◆ **Dataset entries**:
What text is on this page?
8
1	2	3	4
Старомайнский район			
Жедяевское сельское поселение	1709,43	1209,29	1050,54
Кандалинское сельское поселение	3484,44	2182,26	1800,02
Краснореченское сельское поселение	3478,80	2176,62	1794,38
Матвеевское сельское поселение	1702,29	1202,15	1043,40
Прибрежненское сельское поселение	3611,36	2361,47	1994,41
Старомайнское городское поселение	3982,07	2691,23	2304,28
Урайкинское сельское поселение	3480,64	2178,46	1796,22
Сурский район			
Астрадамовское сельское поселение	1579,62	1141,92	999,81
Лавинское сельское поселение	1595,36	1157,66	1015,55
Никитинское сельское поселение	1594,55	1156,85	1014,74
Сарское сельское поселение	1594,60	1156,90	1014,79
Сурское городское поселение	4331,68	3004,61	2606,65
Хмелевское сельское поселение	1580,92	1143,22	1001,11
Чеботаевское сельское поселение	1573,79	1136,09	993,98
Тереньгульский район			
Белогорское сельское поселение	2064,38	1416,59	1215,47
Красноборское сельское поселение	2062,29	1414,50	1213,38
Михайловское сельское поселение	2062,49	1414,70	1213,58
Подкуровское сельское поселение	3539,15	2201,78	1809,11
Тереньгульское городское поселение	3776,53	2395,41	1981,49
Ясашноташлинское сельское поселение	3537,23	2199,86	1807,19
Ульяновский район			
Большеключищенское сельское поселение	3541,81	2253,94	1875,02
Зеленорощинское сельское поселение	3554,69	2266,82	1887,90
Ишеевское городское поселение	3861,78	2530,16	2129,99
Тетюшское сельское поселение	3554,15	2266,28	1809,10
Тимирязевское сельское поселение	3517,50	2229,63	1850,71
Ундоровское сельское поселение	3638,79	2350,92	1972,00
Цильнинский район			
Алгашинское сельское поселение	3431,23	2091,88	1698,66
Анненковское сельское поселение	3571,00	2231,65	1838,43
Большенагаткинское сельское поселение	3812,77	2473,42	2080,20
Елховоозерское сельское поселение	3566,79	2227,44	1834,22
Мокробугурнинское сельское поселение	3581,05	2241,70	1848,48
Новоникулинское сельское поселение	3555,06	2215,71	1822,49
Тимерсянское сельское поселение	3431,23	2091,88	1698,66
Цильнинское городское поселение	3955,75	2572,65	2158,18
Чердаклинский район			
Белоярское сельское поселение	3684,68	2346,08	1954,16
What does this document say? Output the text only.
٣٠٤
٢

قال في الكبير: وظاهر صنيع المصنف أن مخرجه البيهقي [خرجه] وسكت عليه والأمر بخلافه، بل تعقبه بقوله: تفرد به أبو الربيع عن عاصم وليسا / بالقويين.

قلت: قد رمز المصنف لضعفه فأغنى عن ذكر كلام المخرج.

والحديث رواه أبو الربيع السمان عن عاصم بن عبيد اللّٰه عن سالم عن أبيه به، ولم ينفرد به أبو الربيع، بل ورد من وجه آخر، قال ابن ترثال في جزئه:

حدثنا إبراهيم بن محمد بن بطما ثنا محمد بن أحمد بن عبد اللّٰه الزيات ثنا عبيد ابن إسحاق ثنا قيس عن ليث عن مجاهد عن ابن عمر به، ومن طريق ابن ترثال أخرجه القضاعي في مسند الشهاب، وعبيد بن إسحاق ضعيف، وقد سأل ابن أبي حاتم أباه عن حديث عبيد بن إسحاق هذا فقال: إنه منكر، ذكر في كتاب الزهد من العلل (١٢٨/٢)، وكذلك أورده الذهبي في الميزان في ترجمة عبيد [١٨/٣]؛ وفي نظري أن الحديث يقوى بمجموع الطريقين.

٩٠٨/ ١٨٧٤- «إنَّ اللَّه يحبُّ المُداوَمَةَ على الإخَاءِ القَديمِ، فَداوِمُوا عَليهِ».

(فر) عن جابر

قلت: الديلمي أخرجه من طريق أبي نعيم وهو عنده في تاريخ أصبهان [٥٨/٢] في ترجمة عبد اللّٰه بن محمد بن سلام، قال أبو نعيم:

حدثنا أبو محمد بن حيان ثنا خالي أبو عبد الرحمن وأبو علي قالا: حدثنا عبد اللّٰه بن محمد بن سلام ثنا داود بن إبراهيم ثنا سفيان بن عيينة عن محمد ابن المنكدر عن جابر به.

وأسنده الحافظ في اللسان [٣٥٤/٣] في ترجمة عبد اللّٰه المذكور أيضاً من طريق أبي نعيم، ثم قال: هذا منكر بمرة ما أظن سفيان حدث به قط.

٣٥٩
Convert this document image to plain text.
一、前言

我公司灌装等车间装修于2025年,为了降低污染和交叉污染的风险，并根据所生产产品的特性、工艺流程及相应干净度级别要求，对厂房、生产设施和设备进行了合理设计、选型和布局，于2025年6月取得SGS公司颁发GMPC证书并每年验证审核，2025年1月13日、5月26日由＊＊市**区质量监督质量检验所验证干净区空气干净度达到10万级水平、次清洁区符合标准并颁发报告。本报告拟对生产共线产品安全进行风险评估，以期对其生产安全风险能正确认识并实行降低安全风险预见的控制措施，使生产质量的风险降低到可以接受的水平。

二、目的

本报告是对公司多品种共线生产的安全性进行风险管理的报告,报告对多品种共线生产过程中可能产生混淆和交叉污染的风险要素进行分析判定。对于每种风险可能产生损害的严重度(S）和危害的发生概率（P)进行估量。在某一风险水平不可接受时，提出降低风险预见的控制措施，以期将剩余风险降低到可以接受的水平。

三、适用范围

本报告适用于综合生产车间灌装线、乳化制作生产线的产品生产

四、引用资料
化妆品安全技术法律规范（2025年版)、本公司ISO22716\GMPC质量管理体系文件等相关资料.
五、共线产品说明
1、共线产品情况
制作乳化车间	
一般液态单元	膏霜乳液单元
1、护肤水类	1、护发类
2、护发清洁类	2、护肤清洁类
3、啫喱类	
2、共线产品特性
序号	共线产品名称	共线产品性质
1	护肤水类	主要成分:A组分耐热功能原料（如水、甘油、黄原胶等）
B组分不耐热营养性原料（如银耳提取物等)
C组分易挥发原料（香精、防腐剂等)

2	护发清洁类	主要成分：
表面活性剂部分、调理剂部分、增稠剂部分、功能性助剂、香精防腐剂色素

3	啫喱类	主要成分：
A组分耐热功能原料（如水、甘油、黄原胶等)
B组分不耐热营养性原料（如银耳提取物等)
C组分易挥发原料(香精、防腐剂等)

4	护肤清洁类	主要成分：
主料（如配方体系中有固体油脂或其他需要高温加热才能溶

◆ **Task brief**:
Write out all records exactly, keeping every detail.

◆ **Result for this exercise**:
What text is on this page?
8
1	2	3	4
Старомайнский район			
Жедяевское сельское поселение	1709,43	1209,29	1050,54
Кандалинское сельское поселение	3484,44	2182,26	1800,02
Краснореченское сельское поселение	3478,80	2176,62	1794,38
Матвеевское сельское поселение	1702,29	1202,15	1043,40
Прибрежненское сельское поселение	3611,36	2361,47	1994,41
Старомайнское городское поселение	3982,07	2691,23	2304,28
Урайкинское сельское поселение	3480,64	2178,46	1796,22
Сурский район			
Астрадамовское сельское поселение	1579,62	1141,92	999,81
Лавинское сельское поселение	1595,36	1157,66	1015,55
Никитинское сельское поселение	1594,55	1156,85	1014,74
Сарское сельское поселение	1594,60	1156,90	1014,79
Сурское городское поселение	4331,68	3004,61	2606,65
Хмелевское сельское поселение	1580,92	1143,22	1001,11
Чеботаевское сельское поселение	1573,79	1136,09	993,98
Тереньгульский район			
Белогорское сельское поселение	2064,38	1416,59	1215,47
Красноборское сельское поселение	2062,29	1414,50	1213,38
Михайловское сельское поселение	2062,49	1414,70	1213,58
Подкуровское сельское поселение	3539,15	2201,78	1809,11
Тереньгульское городское поселение	3776,53	2395,41	1981,49
Ясашноташлинское сельское поселение	3537,23	2199,86	1807,19
Ульяновский район			
Большеключищенское сельское поселение	3541,81	2253,94	1875,02
Зеленорощинское сельское поселение	3554,69	2266,82	1887,90
Ишеевское городское поселение	3861,78	2530,16	2129,99
Тетюшское сельское поселение	3554,15	2266,28	1809,10
Тимирязевское сельское поселение	3517,50	2229,63	1850,71
Ундоровское сельское поселение	3638,79	2350,92	1972,00
Цильнинский район			
Алгашинское сельское поселение	3431,23	2091,88	1698,66
Анненковское сельское поселение	3571,00	2231,65	1838,43
Большенагаткинское сельское поселение	3812,77	2473,42	2080,20
Елховоозерское сельское поселение	3566,79	2227,44	1834,22
Мокробугурнинское сельское поселение	3581,05	2241,70	1848,48
Новоникулинское сельское поселение	3555,06	2215,71	1822,49
Тимерсянское сельское поселение	3431,23	2091,88	1698,66
Цильнинское городское поселение	3955,75	2572,65	2158,18
Чердаклинский район			
Белоярское сельское поселение	3684,68	2346,08	1954,16
What does this document say? Output the text only.
٣٠٤
٢

قال في الكبير: وظاهر صنيع المصنف أن مخرجه البيهقي [خرجه] وسكت عليه والأمر بخلافه، بل تعقبه بقوله: تفرد به أبو الربيع عن عاصم وليسا / بالقويين.

قلت: قد رمز المصنف لضعفه فأغنى عن ذكر كلام المخرج.

والحديث رواه أبو الربيع السمان عن عاصم بن عبيد اللّٰه عن سالم عن أبيه به، ولم ينفرد به أبو الربيع، بل ورد من وجه آخر، قال ابن ترثال في جزئه:

حدثنا إبراهيم بن محمد بن بطما ثنا محمد بن أحمد بن عبد اللّٰه الزيات ثنا عبيد ابن إسحاق ثنا قيس عن ليث عن مجاهد عن ابن عمر به، ومن طريق ابن ترثال أخرجه القضاعي في مسند الشهاب، وعبيد بن إسحاق ضعيف، وقد سأل ابن أبي حاتم أباه عن حديث عبيد بن إسحاق هذا فقال: إنه منكر، ذكر في كتاب الزهد من العلل (١٢٨/٢)، وكذلك أورده الذهبي في الميزان في ترجمة عبيد [١٨/٣]؛ وفي نظري أن الحديث يقوى بمجموع الطريقين.

٩٠٨/ ١٨٧٤- «إنَّ اللَّه يحبُّ المُداوَمَةَ على الإخَاءِ القَديمِ، فَداوِمُوا عَليهِ».

(فر) عن جابر

قلت: الديلمي أخرجه من طريق أبي نعيم وهو عنده في تاريخ أصبهان [٥٨/٢] في ترجمة عبد اللّٰه بن محمد بن سلام، قال أبو نعيم:

حدثنا أبو محمد بن حيان ثنا خالي أبو عبد الرحمن وأبو علي قالا: حدثنا عبد اللّٰه بن محمد بن سلام ثنا داود بن إبراهيم ثنا سفيان بن عيينة عن محمد ابن المنكدر عن جابر به.

وأسنده الحافظ في اللسان [٣٥٤/٣] في ترجمة عبد اللّٰه المذكور أيضاً من طريق أبي نعيم، ثم قال: هذا منكر بمرة ما أظن سفيان حدث به قط.

٣٥٩
Convert this document image to plain text.
一、前言

我公司灌装等车间装修于2025年,为了降低污染和交叉污染的风险，并根据所生产产品的特性、工艺流程及相应干净度级别要求，对厂房、生产设施和设备进行了合理设计、选型和布局，于2025年6月取得SGS公司颁发GMPC证书并每年验证审核，2025年1月13日、5月26日由＊＊市**区质量监督质量检验所验证干净区空气干净度达到10万级水平、次清洁区符合标准并颁发报告。本报告拟对生产共线产品安全进行风险评估，以期对其生产安全风险能正确认识并实行降低安全风险预见的控制措施，使生产质量的风险降低到可以接受的水平。

二、目的

本报告是对公司多品种共线生产的安全性进行风险管理的报告,报告对多品种共线生产过程中可能产生混淆和交叉污染的风险要素进行分析判定。对于每种风险可能产生损害的严重度(S）和危害的发生概率（P)进行估量。在某一风险水平不可接受时，提出降低风险预见的控制措施，以期将剩余风险降低到可以接受的水平。

三、适用范围

本报告适用于综合生产车间灌装线、乳化制作生产线的产品生产

四、引用资料
化妆品安全技术法律规范（2025年版)、本公司ISO22716\GMPC质量管理体系文件等相关资料.
五、共线产品说明
1、共线产品情况
制作乳化车间	
一般液态单元	膏霜乳液单元
1、护肤水类	1、护发类
2、护发清洁类	2、护肤清洁类
3、啫喱类	
2、共线产品特性
序号	共线产品名称	共线产品性质
1	护肤水类	主要成分:A组分耐热功能原料（如水、甘油、黄原胶等）
B组分不耐热营养性原料（如银耳提取物等)
C组分易挥发原料（香精、防腐剂等)

2	护发清洁类	主要成分：
表面活性剂部分、调理剂部分、增稠剂部分、功能性助剂、香精防腐剂色素

3	啫喱类	主要成分：
A组分耐热功能原料（如水、甘油、黄原胶等)
B组分不耐热营养性原料（如银耳提取物等)
C组分易挥发原料(香精、防腐剂等)

4	护肤清洁类	主要成分：
主料（如配方体系中有固体油脂或其他需要高温加热才能溶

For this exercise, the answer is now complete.